==== DATA
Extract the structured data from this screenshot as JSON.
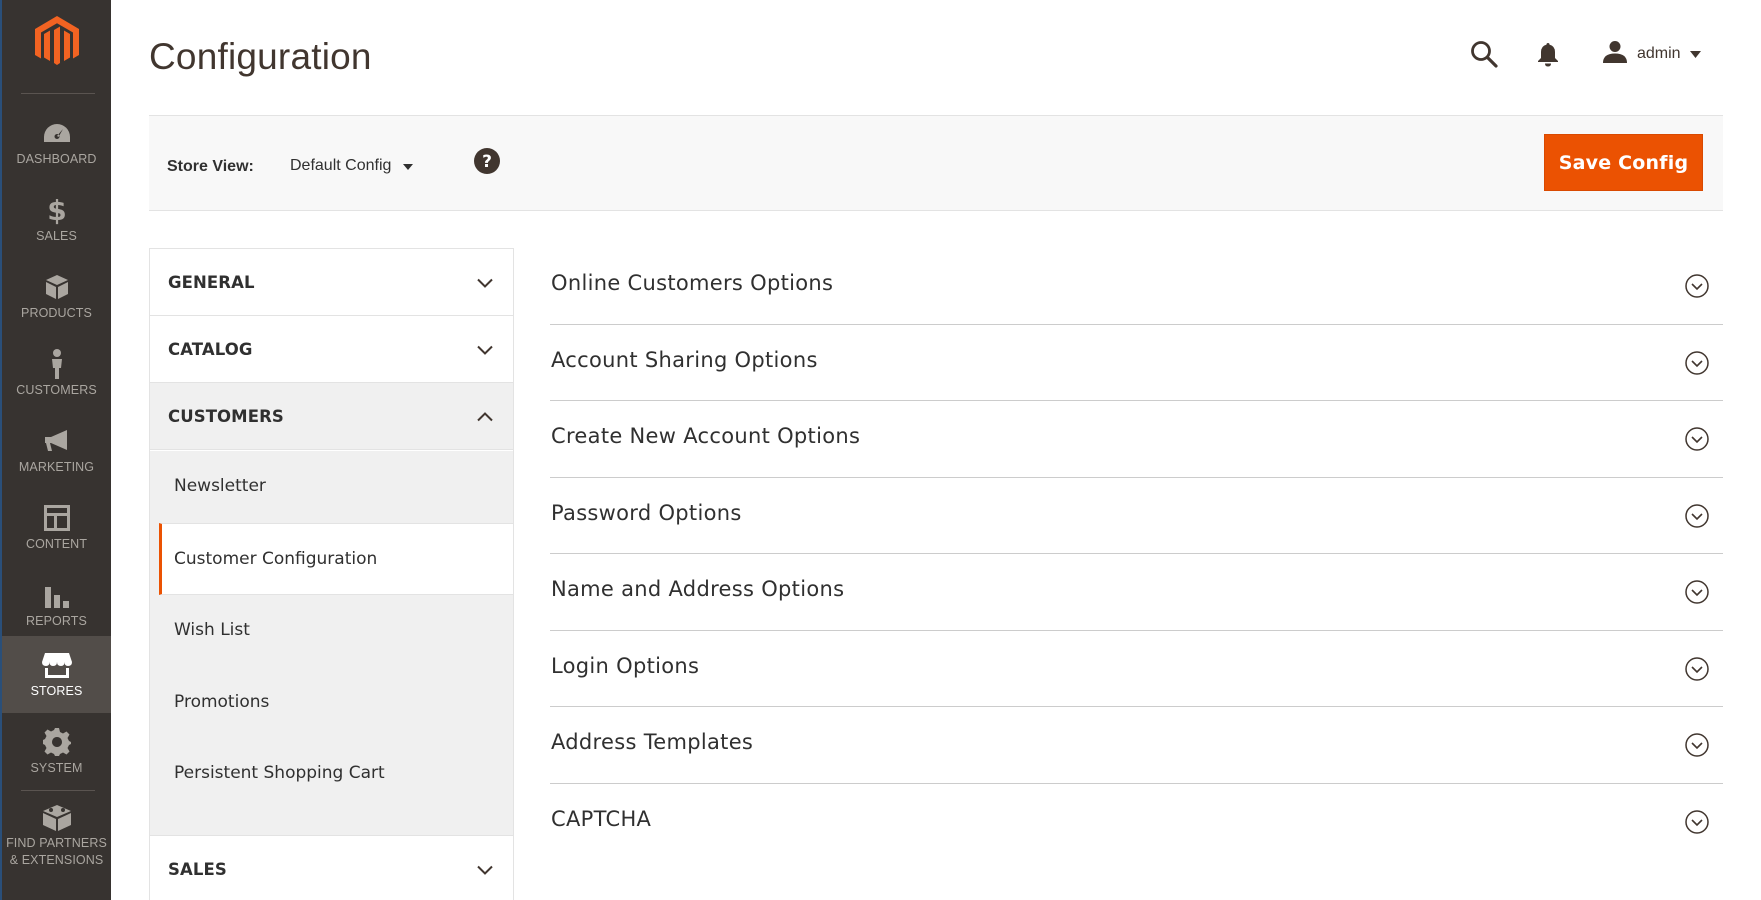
{
  "colors": {
    "menu_bg": "#373330",
    "accent": "#eb5202",
    "active_menu_bg": "#524d49"
  },
  "menu": {
    "items": [
      {
        "label": "DASHBOARD",
        "icon": "dashboard-icon"
      },
      {
        "label": "SALES",
        "icon": "dollar-icon"
      },
      {
        "label": "PRODUCTS",
        "icon": "box-icon"
      },
      {
        "label": "CUSTOMERS",
        "icon": "person-icon"
      },
      {
        "label": "MARKETING",
        "icon": "megaphone-icon"
      },
      {
        "label": "CONTENT",
        "icon": "layout-icon"
      },
      {
        "label": "REPORTS",
        "icon": "bar-chart-icon"
      },
      {
        "label": "STORES",
        "icon": "storefront-icon",
        "active": true
      },
      {
        "label": "SYSTEM",
        "icon": "gear-icon"
      },
      {
        "label": "FIND PARTNERS & EXTENSIONS",
        "icon": "blocks-icon"
      }
    ]
  },
  "header": {
    "title": "Configuration",
    "user_name": "admin"
  },
  "store_bar": {
    "label": "Store View:",
    "selected": "Default Config",
    "save_label": "Save Config"
  },
  "tabs": [
    {
      "label": "GENERAL",
      "open": false
    },
    {
      "label": "CATALOG",
      "open": false
    },
    {
      "label": "CUSTOMERS",
      "open": true
    },
    {
      "label": "SALES",
      "open": false
    }
  ],
  "customers_items": [
    {
      "label": "Newsletter"
    },
    {
      "label": "Customer Configuration",
      "active": true
    },
    {
      "label": "Wish List"
    },
    {
      "label": "Promotions"
    },
    {
      "label": "Persistent Shopping Cart"
    }
  ],
  "sections": [
    {
      "title": "Online Customers Options"
    },
    {
      "title": "Account Sharing Options"
    },
    {
      "title": "Create New Account Options"
    },
    {
      "title": "Password Options"
    },
    {
      "title": "Name and Address Options"
    },
    {
      "title": "Login Options"
    },
    {
      "title": "Address Templates"
    },
    {
      "title": "CAPTCHA"
    }
  ]
}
========
EXERCISE GOAL:
Without including any picture, retype the entries exactly.

ANSWER FOR THIS EXERCISE:
Extract the structured data from this screenshot as JSON.
{
  "colors": {
    "menu_bg": "#373330",
    "accent": "#eb5202",
    "active_menu_bg": "#524d49"
  },
  "menu": {
    "items": [
      {
        "label": "DASHBOARD",
        "icon": "dashboard-icon"
      },
      {
        "label": "SALES",
        "icon": "dollar-icon"
      },
      {
        "label": "PRODUCTS",
        "icon": "box-icon"
      },
      {
        "label": "CUSTOMERS",
        "icon": "person-icon"
      },
      {
        "label": "MARKETING",
        "icon": "megaphone-icon"
      },
      {
        "label": "CONTENT",
        "icon": "layout-icon"
      },
      {
        "label": "REPORTS",
        "icon": "bar-chart-icon"
      },
      {
        "label": "STORES",
        "icon": "storefront-icon",
        "active": true
      },
      {
        "label": "SYSTEM",
        "icon": "gear-icon"
      },
      {
        "label": "FIND PARTNERS & EXTENSIONS",
        "icon": "blocks-icon"
      }
    ]
  },
  "header": {
    "title": "Configuration",
    "user_name": "admin"
  },
  "store_bar": {
    "label": "Store View:",
    "selected": "Default Config",
    "save_label": "Save Config"
  },
  "tabs": [
    {
      "label": "GENERAL",
      "open": false
    },
    {
      "label": "CATALOG",
      "open": false
    },
    {
      "label": "CUSTOMERS",
      "open": true
    },
    {
      "label": "SALES",
      "open": false
    }
  ],
  "customers_items": [
    {
      "label": "Newsletter"
    },
    {
      "label": "Customer Configuration",
      "active": true
    },
    {
      "label": "Wish List"
    },
    {
      "label": "Promotions"
    },
    {
      "label": "Persistent Shopping Cart"
    }
  ],
  "sections": [
    {
      "title": "Online Customers Options"
    },
    {
      "title": "Account Sharing Options"
    },
    {
      "title": "Create New Account Options"
    },
    {
      "title": "Password Options"
    },
    {
      "title": "Name and Address Options"
    },
    {
      "title": "Login Options"
    },
    {
      "title": "Address Templates"
    },
    {
      "title": "CAPTCHA"
    }
  ]
}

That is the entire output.